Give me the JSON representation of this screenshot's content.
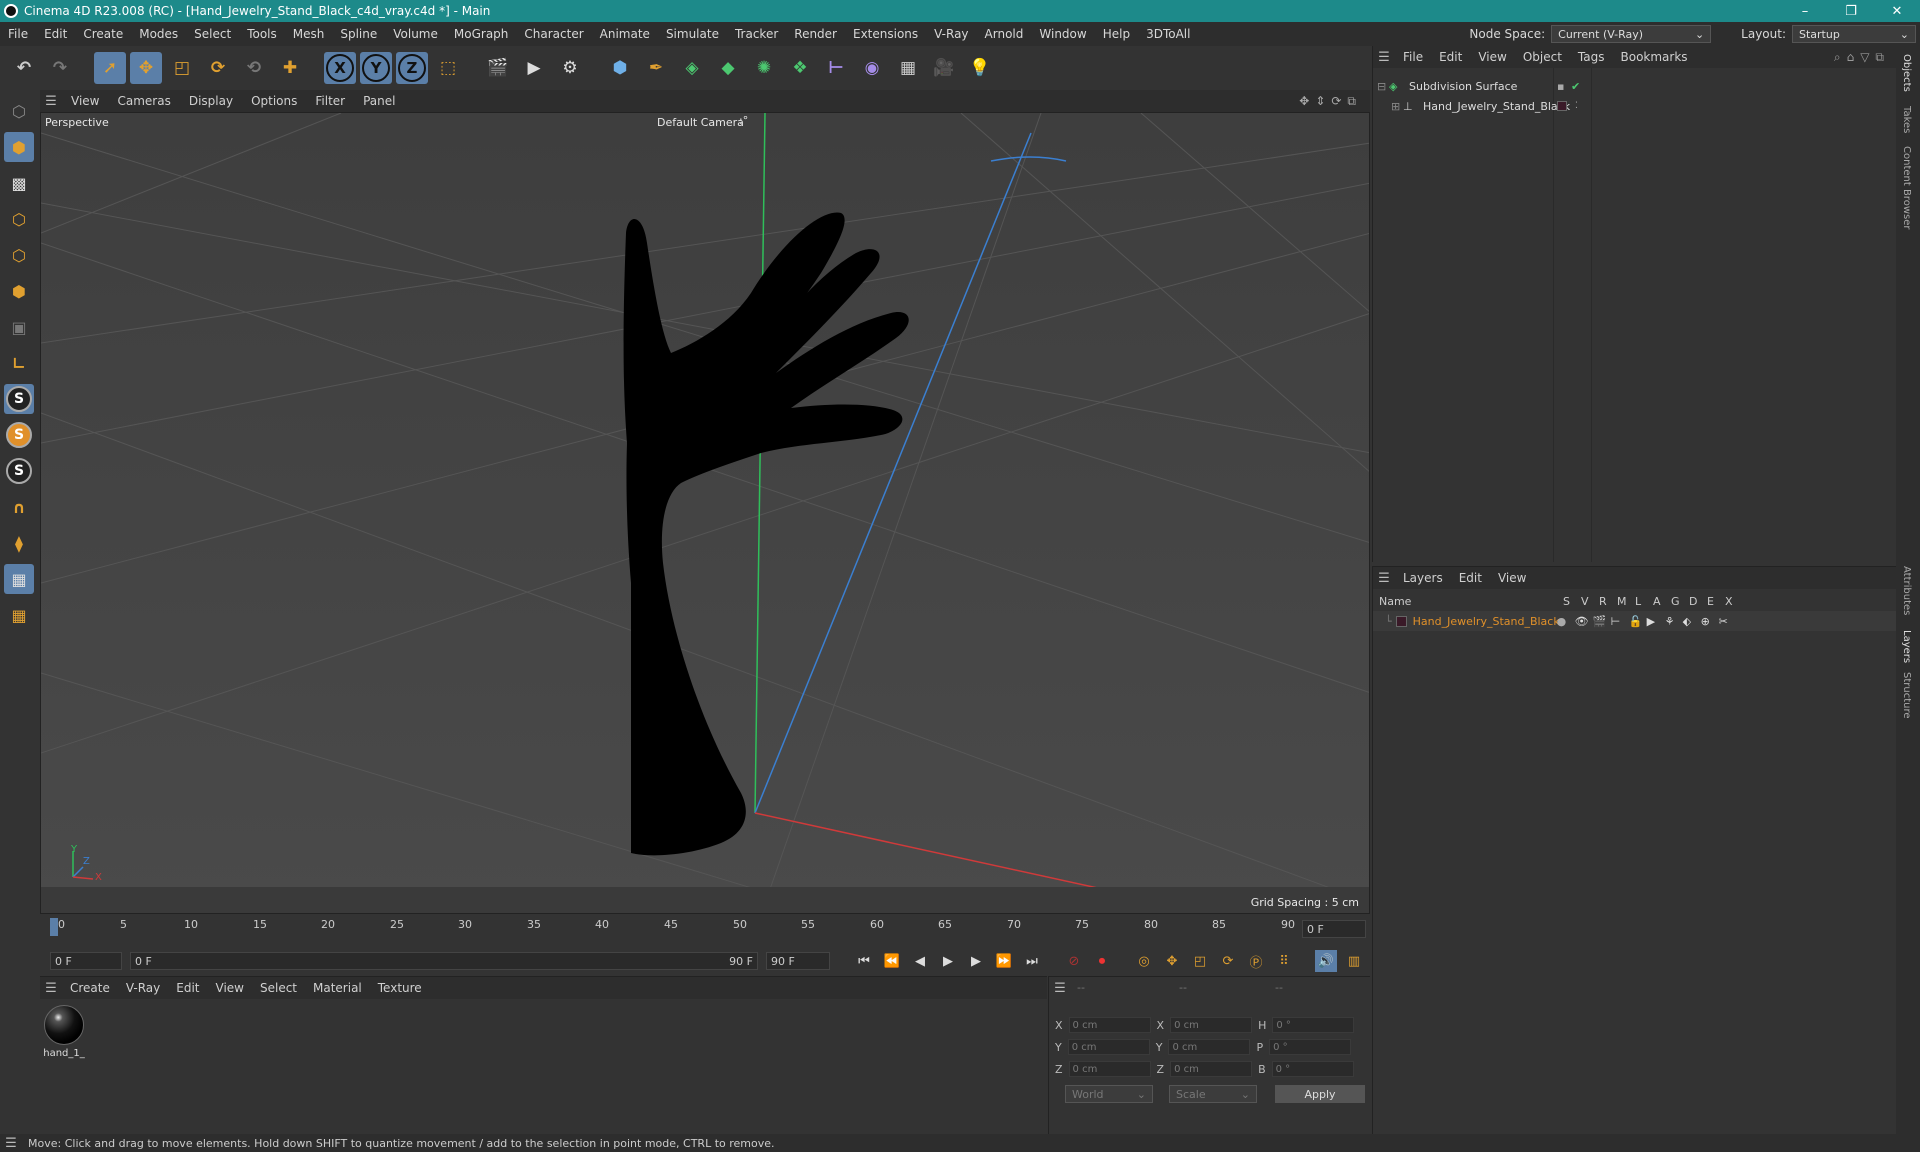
{
  "window": {
    "title": "Cinema 4D R23.008 (RC) - [Hand_Jewelry_Stand_Black_c4d_vray.c4d *] - Main",
    "minimize": "–",
    "maximize": "❐",
    "close": "✕"
  },
  "menubar": {
    "items": [
      "File",
      "Edit",
      "Create",
      "Modes",
      "Select",
      "Tools",
      "Mesh",
      "Spline",
      "Volume",
      "MoGraph",
      "Character",
      "Animate",
      "Simulate",
      "Tracker",
      "Render",
      "Extensions",
      "V-Ray",
      "Arnold",
      "Window",
      "Help",
      "3DToAll"
    ],
    "node_space_label": "Node Space:",
    "node_space_value": "Current (V-Ray)",
    "layout_label": "Layout:",
    "layout_value": "Startup"
  },
  "toolbar": {
    "axis_x": "X",
    "axis_y": "Y",
    "axis_z": "Z"
  },
  "viewport": {
    "menu": [
      "View",
      "Cameras",
      "Display",
      "Options",
      "Filter",
      "Panel"
    ],
    "view_name": "Perspective",
    "camera": "Default Camera",
    "camera_suffix": ":°",
    "grid_spacing": "Grid Spacing : 5 cm",
    "axis_y": "Y",
    "axis_z": "Z",
    "axis_x": "X"
  },
  "timeline": {
    "ticks": [
      "0",
      "5",
      "10",
      "15",
      "20",
      "25",
      "30",
      "35",
      "40",
      "45",
      "50",
      "55",
      "60",
      "65",
      "70",
      "75",
      "80",
      "85",
      "90"
    ],
    "current_frame": "0 F",
    "start": "0 F",
    "range_start": "0 F",
    "range_end": "90 F",
    "end": "90 F"
  },
  "materials": {
    "menu": [
      "Create",
      "V-Ray",
      "Edit",
      "View",
      "Select",
      "Material",
      "Texture"
    ],
    "items": [
      {
        "name": "hand_1_"
      }
    ]
  },
  "coordinates": {
    "headers": [
      "--",
      "--",
      "--"
    ],
    "rows": [
      {
        "a": "X",
        "av": "0 cm",
        "b": "X",
        "bv": "0 cm",
        "c": "H",
        "cv": "0 °"
      },
      {
        "a": "Y",
        "av": "0 cm",
        "b": "Y",
        "bv": "0 cm",
        "c": "P",
        "cv": "0 °"
      },
      {
        "a": "Z",
        "av": "0 cm",
        "b": "Z",
        "bv": "0 cm",
        "c": "B",
        "cv": "0 °"
      }
    ],
    "mode1": "World",
    "mode2": "Scale",
    "apply": "Apply"
  },
  "objects": {
    "menu": [
      "File",
      "Edit",
      "View",
      "Object",
      "Tags",
      "Bookmarks"
    ],
    "items": [
      {
        "name": "Subdivision Surface"
      },
      {
        "name": "Hand_Jewelry_Stand_Black"
      }
    ]
  },
  "layers": {
    "menu": [
      "Layers",
      "Edit",
      "View"
    ],
    "columns": [
      "Name",
      "S",
      "V",
      "R",
      "M",
      "L",
      "A",
      "G",
      "D",
      "E",
      "X"
    ],
    "items": [
      {
        "name": "Hand_Jewelry_Stand_Black",
        "color": "#3a1a28"
      }
    ]
  },
  "sidetabs": [
    "Objects",
    "Takes",
    "Content Browser",
    "Attributes",
    "Layers",
    "Structure"
  ],
  "status": "Move: Click and drag to move elements. Hold down SHIFT to quantize movement / add to the selection in point mode, CTRL to remove.",
  "colors": {
    "titlebar": "#1d8a8a",
    "accent": "#5b7fa8",
    "layer_name": "#e0902a"
  }
}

**Your goal:** Write every record out again exactly; no pictures belong in the copy.

**Exercise result:**
Give me the JSON representation of this screenshot's content.
{
  "window": {
    "title": "Cinema 4D R23.008 (RC) - [Hand_Jewelry_Stand_Black_c4d_vray.c4d *] - Main",
    "minimize": "–",
    "maximize": "❐",
    "close": "✕"
  },
  "menubar": {
    "items": [
      "File",
      "Edit",
      "Create",
      "Modes",
      "Select",
      "Tools",
      "Mesh",
      "Spline",
      "Volume",
      "MoGraph",
      "Character",
      "Animate",
      "Simulate",
      "Tracker",
      "Render",
      "Extensions",
      "V-Ray",
      "Arnold",
      "Window",
      "Help",
      "3DToAll"
    ],
    "node_space_label": "Node Space:",
    "node_space_value": "Current (V-Ray)",
    "layout_label": "Layout:",
    "layout_value": "Startup"
  },
  "toolbar": {
    "axis_x": "X",
    "axis_y": "Y",
    "axis_z": "Z"
  },
  "viewport": {
    "menu": [
      "View",
      "Cameras",
      "Display",
      "Options",
      "Filter",
      "Panel"
    ],
    "view_name": "Perspective",
    "camera": "Default Camera",
    "camera_suffix": ":°",
    "grid_spacing": "Grid Spacing : 5 cm",
    "axis_y": "Y",
    "axis_z": "Z",
    "axis_x": "X"
  },
  "timeline": {
    "ticks": [
      "0",
      "5",
      "10",
      "15",
      "20",
      "25",
      "30",
      "35",
      "40",
      "45",
      "50",
      "55",
      "60",
      "65",
      "70",
      "75",
      "80",
      "85",
      "90"
    ],
    "current_frame": "0 F",
    "start": "0 F",
    "range_start": "0 F",
    "range_end": "90 F",
    "end": "90 F"
  },
  "materials": {
    "menu": [
      "Create",
      "V-Ray",
      "Edit",
      "View",
      "Select",
      "Material",
      "Texture"
    ],
    "items": [
      {
        "name": "hand_1_"
      }
    ]
  },
  "coordinates": {
    "headers": [
      "--",
      "--",
      "--"
    ],
    "rows": [
      {
        "a": "X",
        "av": "0 cm",
        "b": "X",
        "bv": "0 cm",
        "c": "H",
        "cv": "0 °"
      },
      {
        "a": "Y",
        "av": "0 cm",
        "b": "Y",
        "bv": "0 cm",
        "c": "P",
        "cv": "0 °"
      },
      {
        "a": "Z",
        "av": "0 cm",
        "b": "Z",
        "bv": "0 cm",
        "c": "B",
        "cv": "0 °"
      }
    ],
    "mode1": "World",
    "mode2": "Scale",
    "apply": "Apply"
  },
  "objects": {
    "menu": [
      "File",
      "Edit",
      "View",
      "Object",
      "Tags",
      "Bookmarks"
    ],
    "items": [
      {
        "name": "Subdivision Surface"
      },
      {
        "name": "Hand_Jewelry_Stand_Black"
      }
    ]
  },
  "layers": {
    "menu": [
      "Layers",
      "Edit",
      "View"
    ],
    "columns": [
      "Name",
      "S",
      "V",
      "R",
      "M",
      "L",
      "A",
      "G",
      "D",
      "E",
      "X"
    ],
    "items": [
      {
        "name": "Hand_Jewelry_Stand_Black",
        "color": "#3a1a28"
      }
    ]
  },
  "sidetabs": [
    "Objects",
    "Takes",
    "Content Browser",
    "Attributes",
    "Layers",
    "Structure"
  ],
  "status": "Move: Click and drag to move elements. Hold down SHIFT to quantize movement / add to the selection in point mode, CTRL to remove.",
  "colors": {
    "titlebar": "#1d8a8a",
    "accent": "#5b7fa8",
    "layer_name": "#e0902a"
  }
}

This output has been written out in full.